Aim of the exercise.
Write out all the entries word for word, but skip any images.
------ Dataset
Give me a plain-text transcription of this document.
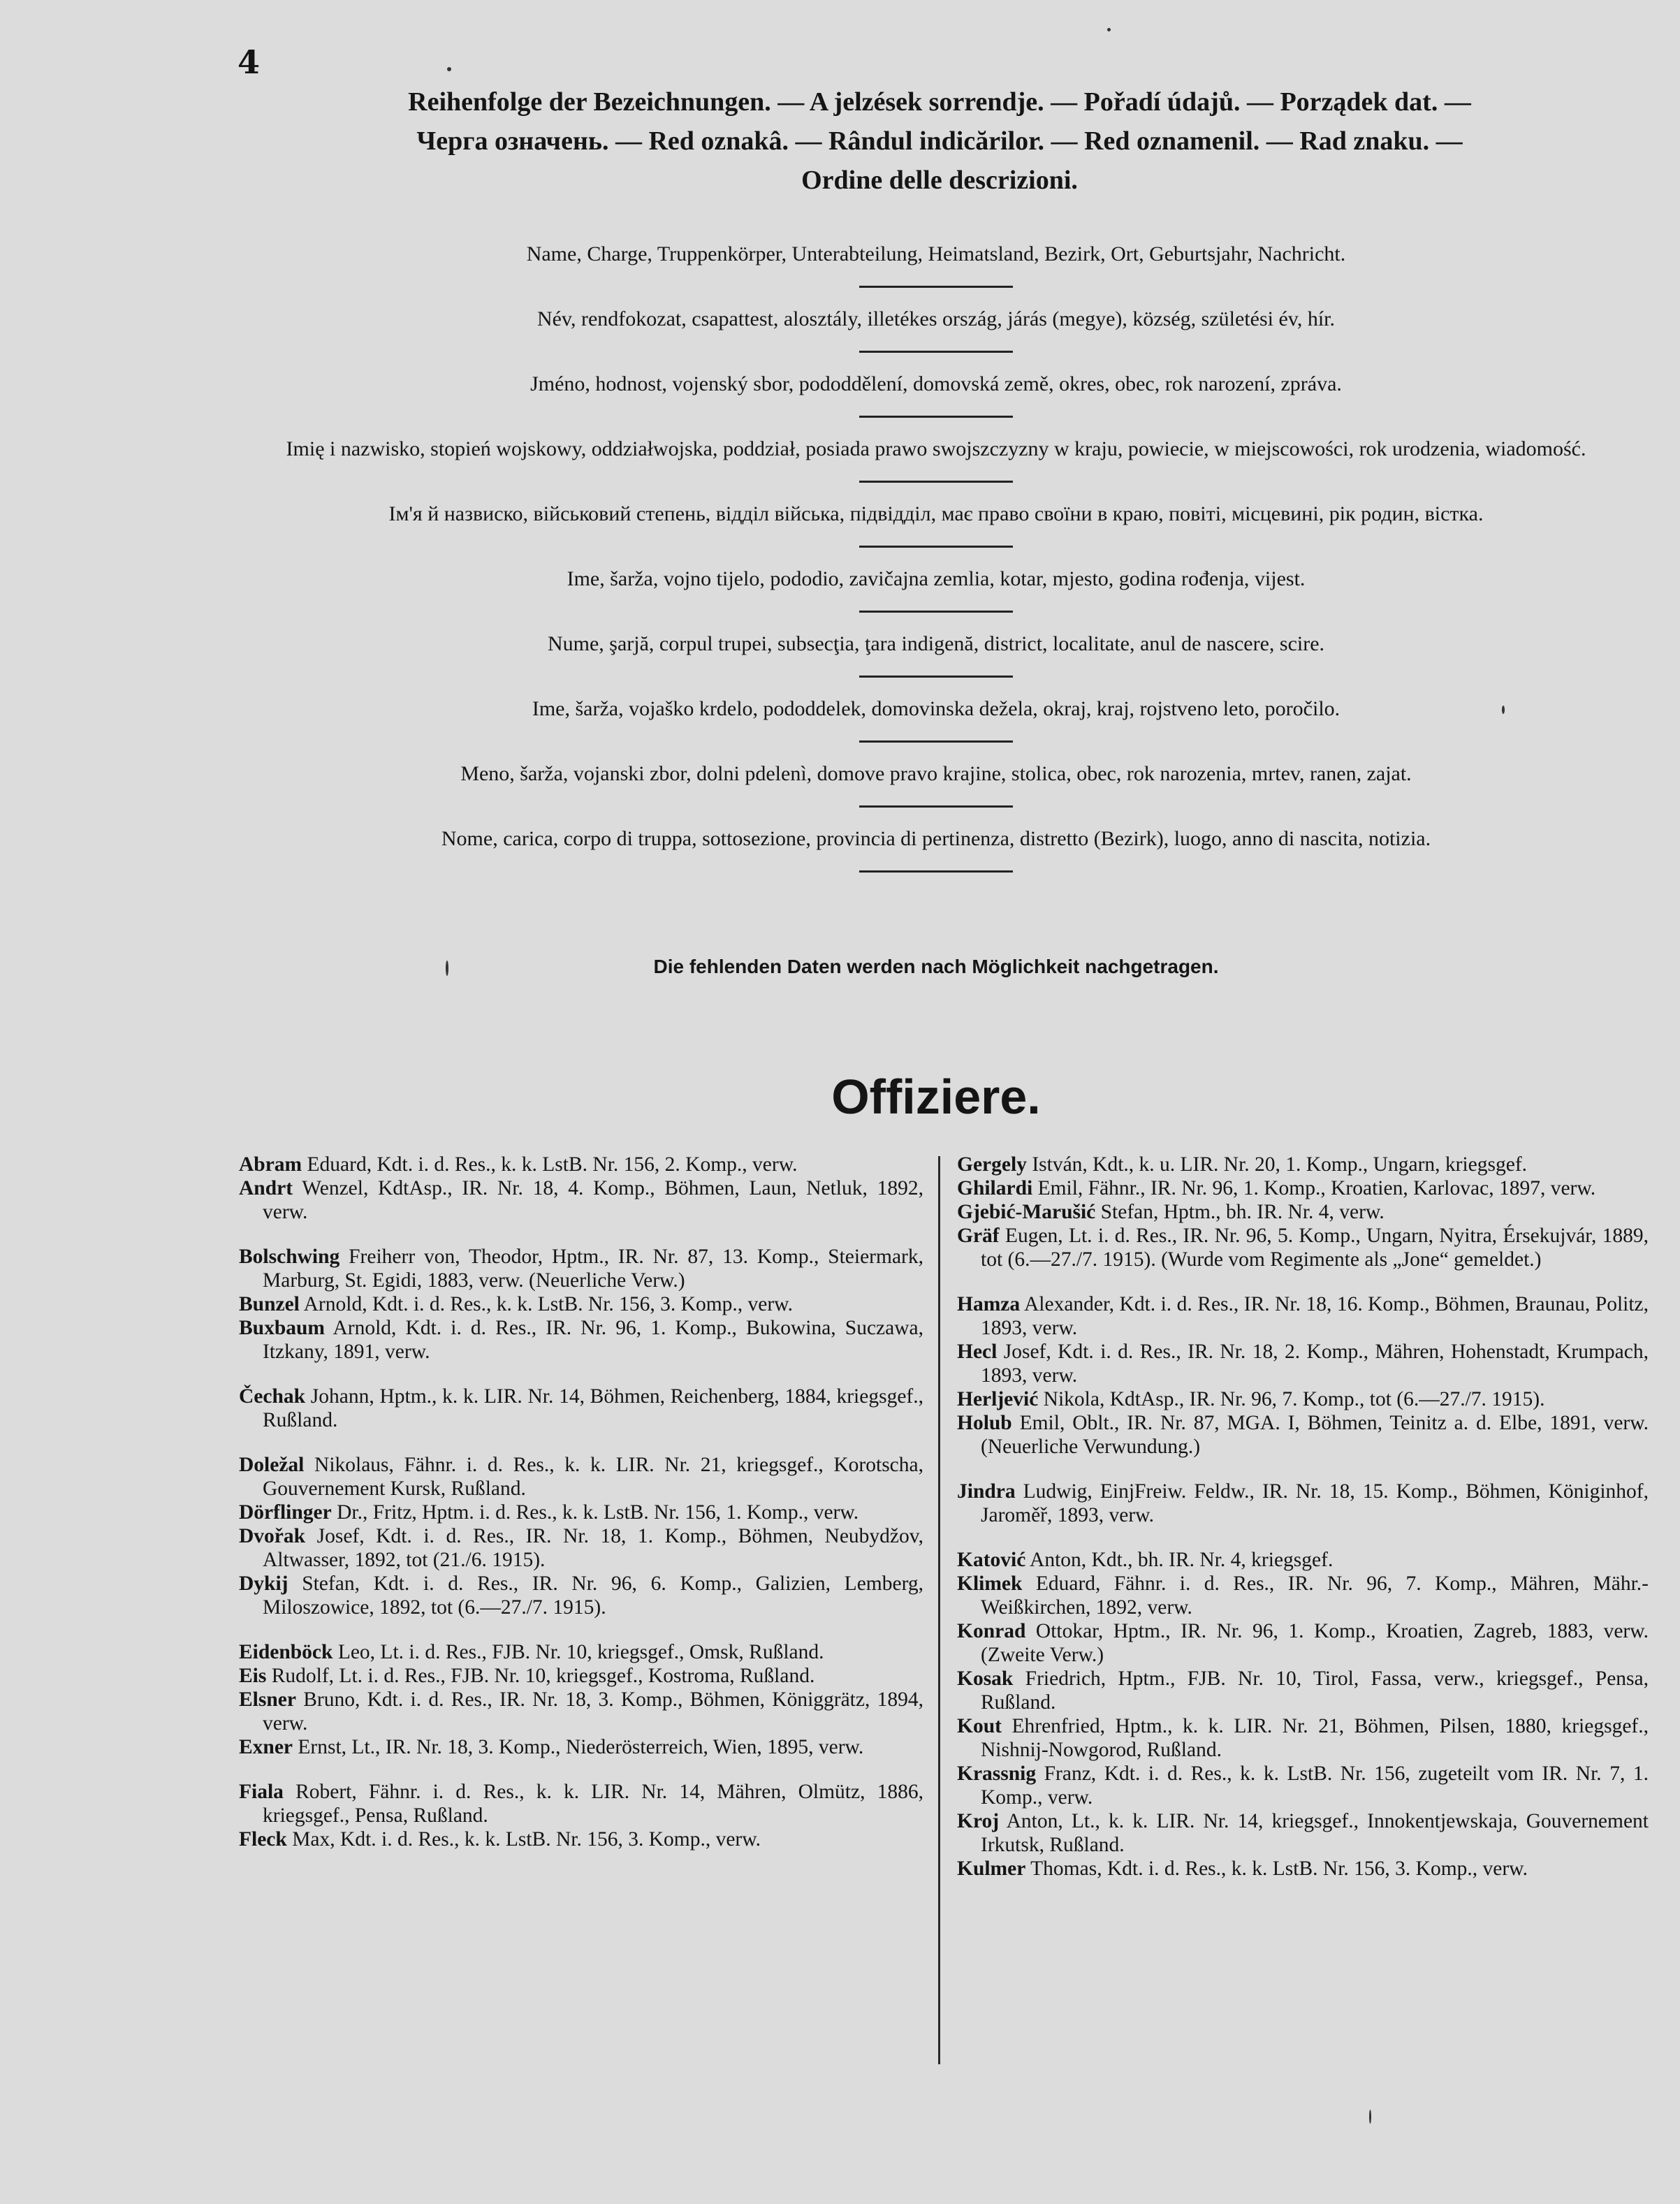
4
Reihenfolge der Bezeichnungen. — A jelzések sorrendje. — Pořadí údajů. — Porządek dat. —
Черга означень. — Red oznakâ. — Rândul indicărilor. — Red oznamenil. — Rad znaku. —
Ordine delle descrizioni.
Name, Charge, Truppenkörper, Unterabteilung, Heimatsland, Bezirk, Ort, Geburtsjahr, Nachricht.
Név, rendfokozat, csapattest, alosztály, illetékes ország, járás (megye), község, születési év, hír.
Jméno, hodnost, vojenský sbor, pododdělení, domovská země, okres, obec, rok narození, zpráva.
Imię i nazwisko, stopień wojskowy, oddziałwojska, poddział, posiada prawo swojszczyzny w kraju, powiecie, w miejscowości, rok urodzenia, wiadomość.
Ім'я й назвиско, військовий степень, відділ війська, підвідділ, має право своїни в краю, повіті, місцевині, рік родин, вістка.
Ime, šarža, vojno tijelo, pododio, zavičajna zemlia, kotar, mjesto, godina rođenja, vijest.
Nume, şarjă, corpul trupei, subsecţia, ţara indigenă, district, localitate, anul de nascere, scire.
Ime, šarža, vojaško krdelo, pododdelek, domovinska dežela, okraj, kraj, rojstveno leto, poročilo.
Meno, šarža, vojanski zbor, dolni pdelenì, domove pravo krajine, stolica, obec, rok narozenia, mrtev, ranen, zajat.
Nome, carica, corpo di truppa, sottosezione, provincia di pertinenza, distretto (Bezirk), luogo, anno di nascita, notizia.
Die fehlenden Daten werden nach Möglichkeit nachgetragen.
Offiziere.
Abram Eduard, Kdt. i. d. Res., k. k. LstB. Nr. 156, 2. Komp., verw.
Andrt Wenzel, KdtAsp., IR. Nr. 18, 4. Komp., Böhmen, Laun, Netluk, 1892, verw.
Bolschwing Freiherr von, Theodor, Hptm., IR. Nr. 87, 13. Komp., Steiermark, Marburg, St. Egidi, 1883, verw. (Neuerliche Verw.)
Bunzel Arnold, Kdt. i. d. Res., k. k. LstB. Nr. 156, 3. Komp., verw.
Buxbaum Arnold, Kdt. i. d. Res., IR. Nr. 96, 1. Komp., Bukowina, Suczawa, Itzkany, 1891, verw.
Čechak Johann, Hptm., k. k. LIR. Nr. 14, Böhmen, Reichenberg, 1884, kriegsgef., Rußland.
Doležal Nikolaus, Fähnr. i. d. Res., k. k. LIR. Nr. 21, kriegsgef., Korotscha, Gouvernement Kursk, Rußland.
Dörflinger Dr., Fritz, Hptm. i. d. Res., k. k. LstB. Nr. 156, 1. Komp., verw.
Dvořak Josef, Kdt. i. d. Res., IR. Nr. 18, 1. Komp., Böhmen, Neubydžov, Altwasser, 1892, tot (21./6. 1915).
Dykij Stefan, Kdt. i. d. Res., IR. Nr. 96, 6. Komp., Galizien, Lemberg, Miloszowice, 1892, tot (6.—27./7. 1915).
Eidenböck Leo, Lt. i. d. Res., FJB. Nr. 10, kriegsgef., Omsk, Rußland.
Eis Rudolf, Lt. i. d. Res., FJB. Nr. 10, kriegsgef., Kostroma, Rußland.
Elsner Bruno, Kdt. i. d. Res., IR. Nr. 18, 3. Komp., Böhmen, Königgrätz, 1894, verw.
Exner Ernst, Lt., IR. Nr. 18, 3. Komp., Niederösterreich, Wien, 1895, verw.
Fiala Robert, Fähnr. i. d. Res., k. k. LIR. Nr. 14, Mähren, Olmütz, 1886, kriegsgef., Pensa, Rußland.
Fleck Max, Kdt. i. d. Res., k. k. LstB. Nr. 156, 3. Komp., verw.
Gergely István, Kdt., k. u. LIR. Nr. 20, 1. Komp., Ungarn, kriegsgef.
Ghilardi Emil, Fähnr., IR. Nr. 96, 1. Komp., Kroatien, Karlovac, 1897, verw.
Gjebić-Marušić Stefan, Hptm., bh. IR. Nr. 4, verw.
Gräf Eugen, Lt. i. d. Res., IR. Nr. 96, 5. Komp., Ungarn, Nyitra, Érsekujvár, 1889, tot (6.—27./7. 1915). (Wurde vom Regimente als „Jone“ gemeldet.)
Hamza Alexander, Kdt. i. d. Res., IR. Nr. 18, 16. Komp., Böhmen, Braunau, Politz, 1893, verw.
Hecl Josef, Kdt. i. d. Res., IR. Nr. 18, 2. Komp., Mähren, Hohenstadt, Krumpach, 1893, verw.
Herljević Nikola, KdtAsp., IR. Nr. 96, 7. Komp., tot (6.—27./7. 1915).
Holub Emil, Oblt., IR. Nr. 87, MGA. I, Böhmen, Teinitz a. d. Elbe, 1891, verw. (Neuerliche Verwundung.)
Jindra Ludwig, EinjFreiw. Feldw., IR. Nr. 18, 15. Komp., Böhmen, Königinhof, Jaroměř, 1893, verw.
Katović Anton, Kdt., bh. IR. Nr. 4, kriegsgef.
Klimek Eduard, Fähnr. i. d. Res., IR. Nr. 96, 7. Komp., Mähren, Mähr.-Weißkirchen, 1892, verw.
Konrad Ottokar, Hptm., IR. Nr. 96, 1. Komp., Kroatien, Zagreb, 1883, verw. (Zweite Verw.)
Kosak Friedrich, Hptm., FJB. Nr. 10, Tirol, Fassa, verw., kriegsgef., Pensa, Rußland.
Kout Ehrenfried, Hptm., k. k. LIR. Nr. 21, Böhmen, Pilsen, 1880, kriegsgef., Nishnij-Nowgorod, Rußland.
Krassnig Franz, Kdt. i. d. Res., k. k. LstB. Nr. 156, zugeteilt vom IR. Nr. 7, 1. Komp., verw.
Kroj Anton, Lt., k. k. LIR. Nr. 14, kriegsgef., Innokentjewskaja, Gouvernement Irkutsk, Rußland.
Kulmer Thomas, Kdt. i. d. Res., k. k. LstB. Nr. 156, 3. Komp., verw.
------------
Completed exercise.
Give me a plain-text transcription of this document.
4
Reihenfolge der Bezeichnungen. — A jelzések sorrendje. — Pořadí údajů. — Porządek dat. —
Черга означень. — Red oznakâ. — Rândul indicărilor. — Red oznamenil. — Rad znaku. —
Ordine delle descrizioni.
Name, Charge, Truppenkörper, Unterabteilung, Heimatsland, Bezirk, Ort, Geburtsjahr, Nachricht.
Név, rendfokozat, csapattest, alosztály, illetékes ország, járás (megye), község, születési év, hír.
Jméno, hodnost, vojenský sbor, pododdělení, domovská země, okres, obec, rok narození, zpráva.
Imię i nazwisko, stopień wojskowy, oddziałwojska, poddział, posiada prawo swojszczyzny w kraju, powiecie, w miejscowości, rok urodzenia, wiadomość.
Ім'я й назвиско, військовий степень, відділ війська, підвідділ, має право своїни в краю, повіті, місцевині, рік родин, вістка.
Ime, šarža, vojno tijelo, pododio, zavičajna zemlia, kotar, mjesto, godina rođenja, vijest.
Nume, şarjă, corpul trupei, subsecţia, ţara indigenă, district, localitate, anul de nascere, scire.
Ime, šarža, vojaško krdelo, pododdelek, domovinska dežela, okraj, kraj, rojstveno leto, poročilo.
Meno, šarža, vojanski zbor, dolni pdelenì, domove pravo krajine, stolica, obec, rok narozenia, mrtev, ranen, zajat.
Nome, carica, corpo di truppa, sottosezione, provincia di pertinenza, distretto (Bezirk), luogo, anno di nascita, notizia.
Die fehlenden Daten werden nach Möglichkeit nachgetragen.
Offiziere.
Abram Eduard, Kdt. i. d. Res., k. k. LstB. Nr. 156, 2. Komp., verw.
Andrt Wenzel, KdtAsp., IR. Nr. 18, 4. Komp., Böhmen, Laun, Netluk, 1892, verw.
Bolschwing Freiherr von, Theodor, Hptm., IR. Nr. 87, 13. Komp., Steiermark, Marburg, St. Egidi, 1883, verw. (Neuerliche Verw.)
Bunzel Arnold, Kdt. i. d. Res., k. k. LstB. Nr. 156, 3. Komp., verw.
Buxbaum Arnold, Kdt. i. d. Res., IR. Nr. 96, 1. Komp., Bukowina, Suczawa, Itzkany, 1891, verw.
Čechak Johann, Hptm., k. k. LIR. Nr. 14, Böhmen, Reichenberg, 1884, kriegsgef., Rußland.
Doležal Nikolaus, Fähnr. i. d. Res., k. k. LIR. Nr. 21, kriegsgef., Korotscha, Gouvernement Kursk, Rußland.
Dörflinger Dr., Fritz, Hptm. i. d. Res., k. k. LstB. Nr. 156, 1. Komp., verw.
Dvořak Josef, Kdt. i. d. Res., IR. Nr. 18, 1. Komp., Böhmen, Neubydžov, Altwasser, 1892, tot (21./6. 1915).
Dykij Stefan, Kdt. i. d. Res., IR. Nr. 96, 6. Komp., Galizien, Lemberg, Miloszowice, 1892, tot (6.—27./7. 1915).
Eidenböck Leo, Lt. i. d. Res., FJB. Nr. 10, kriegsgef., Omsk, Rußland.
Eis Rudolf, Lt. i. d. Res., FJB. Nr. 10, kriegsgef., Kostroma, Rußland.
Elsner Bruno, Kdt. i. d. Res., IR. Nr. 18, 3. Komp., Böhmen, Königgrätz, 1894, verw.
Exner Ernst, Lt., IR. Nr. 18, 3. Komp., Niederösterreich, Wien, 1895, verw.
Fiala Robert, Fähnr. i. d. Res., k. k. LIR. Nr. 14, Mähren, Olmütz, 1886, kriegsgef., Pensa, Rußland.
Fleck Max, Kdt. i. d. Res., k. k. LstB. Nr. 156, 3. Komp., verw.
Gergely István, Kdt., k. u. LIR. Nr. 20, 1. Komp., Ungarn, kriegsgef.
Ghilardi Emil, Fähnr., IR. Nr. 96, 1. Komp., Kroatien, Karlovac, 1897, verw.
Gjebić-Marušić Stefan, Hptm., bh. IR. Nr. 4, verw.
Gräf Eugen, Lt. i. d. Res., IR. Nr. 96, 5. Komp., Ungarn, Nyitra, Érsekujvár, 1889, tot (6.—27./7. 1915). (Wurde vom Regimente als „Jone“ gemeldet.)
Hamza Alexander, Kdt. i. d. Res., IR. Nr. 18, 16. Komp., Böhmen, Braunau, Politz, 1893, verw.
Hecl Josef, Kdt. i. d. Res., IR. Nr. 18, 2. Komp., Mähren, Hohenstadt, Krumpach, 1893, verw.
Herljević Nikola, KdtAsp., IR. Nr. 96, 7. Komp., tot (6.—27./7. 1915).
Holub Emil, Oblt., IR. Nr. 87, MGA. I, Böhmen, Teinitz a. d. Elbe, 1891, verw. (Neuerliche Verwundung.)
Jindra Ludwig, EinjFreiw. Feldw., IR. Nr. 18, 15. Komp., Böhmen, Königinhof, Jaroměř, 1893, verw.
Katović Anton, Kdt., bh. IR. Nr. 4, kriegsgef.
Klimek Eduard, Fähnr. i. d. Res., IR. Nr. 96, 7. Komp., Mähren, Mähr.-Weißkirchen, 1892, verw.
Konrad Ottokar, Hptm., IR. Nr. 96, 1. Komp., Kroatien, Zagreb, 1883, verw. (Zweite Verw.)
Kosak Friedrich, Hptm., FJB. Nr. 10, Tirol, Fassa, verw., kriegsgef., Pensa, Rußland.
Kout Ehrenfried, Hptm., k. k. LIR. Nr. 21, Böhmen, Pilsen, 1880, kriegsgef., Nishnij-Nowgorod, Rußland.
Krassnig Franz, Kdt. i. d. Res., k. k. LstB. Nr. 156, zugeteilt vom IR. Nr. 7, 1. Komp., verw.
Kroj Anton, Lt., k. k. LIR. Nr. 14, kriegsgef., Innokentjewskaja, Gouvernement Irkutsk, Rußland.
Kulmer Thomas, Kdt. i. d. Res., k. k. LstB. Nr. 156, 3. Komp., verw.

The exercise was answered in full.